---------- STORED DATA

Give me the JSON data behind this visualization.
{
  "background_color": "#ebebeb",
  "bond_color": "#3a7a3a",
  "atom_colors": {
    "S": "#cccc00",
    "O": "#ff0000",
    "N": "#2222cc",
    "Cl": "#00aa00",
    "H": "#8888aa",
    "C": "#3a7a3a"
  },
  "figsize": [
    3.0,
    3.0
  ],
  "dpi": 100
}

--------------------

Output the listing above without altering a single character.

Give me the JSON data behind this visualization.
{
  "background_color": "#ebebeb",
  "bond_color": "#3a7a3a",
  "atom_colors": {
    "S": "#cccc00",
    "O": "#ff0000",
    "N": "#2222cc",
    "Cl": "#00aa00",
    "H": "#8888aa",
    "C": "#3a7a3a"
  },
  "figsize": [
    3.0,
    3.0
  ],
  "dpi": 100
}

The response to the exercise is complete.